• **Your objective**: Quote the full listing word for word.

=== Provided entries ===

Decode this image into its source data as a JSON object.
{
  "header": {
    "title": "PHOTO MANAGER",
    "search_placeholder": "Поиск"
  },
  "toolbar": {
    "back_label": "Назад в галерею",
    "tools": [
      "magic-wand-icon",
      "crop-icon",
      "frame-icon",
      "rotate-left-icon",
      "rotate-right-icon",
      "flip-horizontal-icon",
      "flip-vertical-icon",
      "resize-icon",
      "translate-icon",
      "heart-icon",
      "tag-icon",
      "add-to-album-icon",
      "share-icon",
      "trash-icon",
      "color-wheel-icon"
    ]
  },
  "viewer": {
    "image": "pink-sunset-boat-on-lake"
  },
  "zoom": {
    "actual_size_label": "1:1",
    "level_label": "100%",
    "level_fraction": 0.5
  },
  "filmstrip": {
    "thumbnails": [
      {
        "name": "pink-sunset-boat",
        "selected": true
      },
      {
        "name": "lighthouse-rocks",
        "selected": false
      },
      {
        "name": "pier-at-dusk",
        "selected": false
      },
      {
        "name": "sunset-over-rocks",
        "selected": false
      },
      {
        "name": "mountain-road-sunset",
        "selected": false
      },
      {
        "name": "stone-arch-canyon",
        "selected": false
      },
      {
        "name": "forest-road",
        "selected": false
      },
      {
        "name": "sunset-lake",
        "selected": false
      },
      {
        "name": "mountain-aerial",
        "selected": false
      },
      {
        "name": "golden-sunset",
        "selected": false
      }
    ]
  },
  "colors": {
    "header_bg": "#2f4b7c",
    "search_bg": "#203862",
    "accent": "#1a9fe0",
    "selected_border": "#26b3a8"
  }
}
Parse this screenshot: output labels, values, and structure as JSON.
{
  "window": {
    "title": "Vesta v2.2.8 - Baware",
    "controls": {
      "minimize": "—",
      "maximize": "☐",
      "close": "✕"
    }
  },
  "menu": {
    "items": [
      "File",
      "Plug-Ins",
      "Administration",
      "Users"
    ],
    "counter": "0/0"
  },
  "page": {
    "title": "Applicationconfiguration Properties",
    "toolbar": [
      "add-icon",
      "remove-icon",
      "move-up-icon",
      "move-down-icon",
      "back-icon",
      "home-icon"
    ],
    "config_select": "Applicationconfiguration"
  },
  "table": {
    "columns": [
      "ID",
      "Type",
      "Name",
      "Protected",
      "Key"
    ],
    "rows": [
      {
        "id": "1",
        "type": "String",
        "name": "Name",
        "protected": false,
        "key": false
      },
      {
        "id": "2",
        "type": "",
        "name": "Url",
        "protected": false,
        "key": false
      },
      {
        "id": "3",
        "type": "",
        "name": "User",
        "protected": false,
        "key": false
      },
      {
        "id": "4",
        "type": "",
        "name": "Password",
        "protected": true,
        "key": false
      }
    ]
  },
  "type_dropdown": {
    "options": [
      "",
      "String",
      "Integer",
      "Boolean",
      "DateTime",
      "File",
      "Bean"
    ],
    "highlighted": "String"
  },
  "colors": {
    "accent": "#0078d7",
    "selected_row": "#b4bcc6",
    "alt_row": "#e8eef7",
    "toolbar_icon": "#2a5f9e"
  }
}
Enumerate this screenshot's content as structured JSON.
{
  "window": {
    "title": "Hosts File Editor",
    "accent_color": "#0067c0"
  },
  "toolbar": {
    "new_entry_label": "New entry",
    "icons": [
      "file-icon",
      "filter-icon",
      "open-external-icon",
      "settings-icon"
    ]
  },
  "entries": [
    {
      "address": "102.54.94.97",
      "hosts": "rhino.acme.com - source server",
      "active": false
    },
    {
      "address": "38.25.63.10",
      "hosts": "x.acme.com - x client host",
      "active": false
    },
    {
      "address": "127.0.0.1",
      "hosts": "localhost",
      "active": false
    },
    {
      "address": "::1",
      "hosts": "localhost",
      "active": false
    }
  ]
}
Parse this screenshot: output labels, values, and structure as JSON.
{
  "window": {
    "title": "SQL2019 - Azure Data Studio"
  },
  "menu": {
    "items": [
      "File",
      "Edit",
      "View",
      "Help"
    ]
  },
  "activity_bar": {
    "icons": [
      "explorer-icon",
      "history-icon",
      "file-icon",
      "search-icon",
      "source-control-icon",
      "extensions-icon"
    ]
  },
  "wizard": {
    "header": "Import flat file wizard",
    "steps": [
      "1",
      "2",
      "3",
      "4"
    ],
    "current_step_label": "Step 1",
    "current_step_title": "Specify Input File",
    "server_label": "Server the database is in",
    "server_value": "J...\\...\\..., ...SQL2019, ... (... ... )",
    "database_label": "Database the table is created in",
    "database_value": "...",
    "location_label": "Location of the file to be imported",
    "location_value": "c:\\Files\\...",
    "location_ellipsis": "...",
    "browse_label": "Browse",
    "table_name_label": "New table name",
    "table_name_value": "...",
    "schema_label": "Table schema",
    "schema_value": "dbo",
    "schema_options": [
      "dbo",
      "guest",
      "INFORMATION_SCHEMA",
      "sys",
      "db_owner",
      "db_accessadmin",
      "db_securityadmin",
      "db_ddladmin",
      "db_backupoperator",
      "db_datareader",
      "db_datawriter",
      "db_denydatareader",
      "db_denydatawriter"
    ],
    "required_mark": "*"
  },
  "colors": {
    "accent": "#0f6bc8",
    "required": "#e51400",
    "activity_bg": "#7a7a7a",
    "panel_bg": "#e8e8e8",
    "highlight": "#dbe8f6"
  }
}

===

• **Full output**:
Decode this image into its source data as a JSON object.
{
  "header": {
    "title": "PHOTO MANAGER",
    "search_placeholder": "Поиск"
  },
  "toolbar": {
    "back_label": "Назад в галерею",
    "tools": [
      "magic-wand-icon",
      "crop-icon",
      "frame-icon",
      "rotate-left-icon",
      "rotate-right-icon",
      "flip-horizontal-icon",
      "flip-vertical-icon",
      "resize-icon",
      "translate-icon",
      "heart-icon",
      "tag-icon",
      "add-to-album-icon",
      "share-icon",
      "trash-icon",
      "color-wheel-icon"
    ]
  },
  "viewer": {
    "image": "pink-sunset-boat-on-lake"
  },
  "zoom": {
    "actual_size_label": "1:1",
    "level_label": "100%",
    "level_fraction": 0.5
  },
  "filmstrip": {
    "thumbnails": [
      {
        "name": "pink-sunset-boat",
        "selected": true
      },
      {
        "name": "lighthouse-rocks",
        "selected": false
      },
      {
        "name": "pier-at-dusk",
        "selected": false
      },
      {
        "name": "sunset-over-rocks",
        "selected": false
      },
      {
        "name": "mountain-road-sunset",
        "selected": false
      },
      {
        "name": "stone-arch-canyon",
        "selected": false
      },
      {
        "name": "forest-road",
        "selected": false
      },
      {
        "name": "sunset-lake",
        "selected": false
      },
      {
        "name": "mountain-aerial",
        "selected": false
      },
      {
        "name": "golden-sunset",
        "selected": false
      }
    ]
  },
  "colors": {
    "header_bg": "#2f4b7c",
    "search_bg": "#203862",
    "accent": "#1a9fe0",
    "selected_border": "#26b3a8"
  }
}
Parse this screenshot: output labels, values, and structure as JSON.
{
  "window": {
    "title": "Vesta v2.2.8 - Baware",
    "controls": {
      "minimize": "—",
      "maximize": "☐",
      "close": "✕"
    }
  },
  "menu": {
    "items": [
      "File",
      "Plug-Ins",
      "Administration",
      "Users"
    ],
    "counter": "0/0"
  },
  "page": {
    "title": "Applicationconfiguration Properties",
    "toolbar": [
      "add-icon",
      "remove-icon",
      "move-up-icon",
      "move-down-icon",
      "back-icon",
      "home-icon"
    ],
    "config_select": "Applicationconfiguration"
  },
  "table": {
    "columns": [
      "ID",
      "Type",
      "Name",
      "Protected",
      "Key"
    ],
    "rows": [
      {
        "id": "1",
        "type": "String",
        "name": "Name",
        "protected": false,
        "key": false
      },
      {
        "id": "2",
        "type": "",
        "name": "Url",
        "protected": false,
        "key": false
      },
      {
        "id": "3",
        "type": "",
        "name": "User",
        "protected": false,
        "key": false
      },
      {
        "id": "4",
        "type": "",
        "name": "Password",
        "protected": true,
        "key": false
      }
    ]
  },
  "type_dropdown": {
    "options": [
      "",
      "String",
      "Integer",
      "Boolean",
      "DateTime",
      "File",
      "Bean"
    ],
    "highlighted": "String"
  },
  "colors": {
    "accent": "#0078d7",
    "selected_row": "#b4bcc6",
    "alt_row": "#e8eef7",
    "toolbar_icon": "#2a5f9e"
  }
}
Enumerate this screenshot's content as structured JSON.
{
  "window": {
    "title": "Hosts File Editor",
    "accent_color": "#0067c0"
  },
  "toolbar": {
    "new_entry_label": "New entry",
    "icons": [
      "file-icon",
      "filter-icon",
      "open-external-icon",
      "settings-icon"
    ]
  },
  "entries": [
    {
      "address": "102.54.94.97",
      "hosts": "rhino.acme.com - source server",
      "active": false
    },
    {
      "address": "38.25.63.10",
      "hosts": "x.acme.com - x client host",
      "active": false
    },
    {
      "address": "127.0.0.1",
      "hosts": "localhost",
      "active": false
    },
    {
      "address": "::1",
      "hosts": "localhost",
      "active": false
    }
  ]
}
Parse this screenshot: output labels, values, and structure as JSON.
{
  "window": {
    "title": "SQL2019 - Azure Data Studio"
  },
  "menu": {
    "items": [
      "File",
      "Edit",
      "View",
      "Help"
    ]
  },
  "activity_bar": {
    "icons": [
      "explorer-icon",
      "history-icon",
      "file-icon",
      "search-icon",
      "source-control-icon",
      "extensions-icon"
    ]
  },
  "wizard": {
    "header": "Import flat file wizard",
    "steps": [
      "1",
      "2",
      "3",
      "4"
    ],
    "current_step_label": "Step 1",
    "current_step_title": "Specify Input File",
    "server_label": "Server the database is in",
    "server_value": "J...\\...\\..., ...SQL2019, ... (... ... )",
    "database_label": "Database the table is created in",
    "database_value": "...",
    "location_label": "Location of the file to be imported",
    "location_value": "c:\\Files\\...",
    "location_ellipsis": "...",
    "browse_label": "Browse",
    "table_name_label": "New table name",
    "table_name_value": "...",
    "schema_label": "Table schema",
    "schema_value": "dbo",
    "schema_options": [
      "dbo",
      "guest",
      "INFORMATION_SCHEMA",
      "sys",
      "db_owner",
      "db_accessadmin",
      "db_securityadmin",
      "db_ddladmin",
      "db_backupoperator",
      "db_datareader",
      "db_datawriter",
      "db_denydatareader",
      "db_denydatawriter"
    ],
    "required_mark": "*"
  },
  "colors": {
    "accent": "#0f6bc8",
    "required": "#e51400",
    "activity_bg": "#7a7a7a",
    "panel_bg": "#e8e8e8",
    "highlight": "#dbe8f6"
  }
}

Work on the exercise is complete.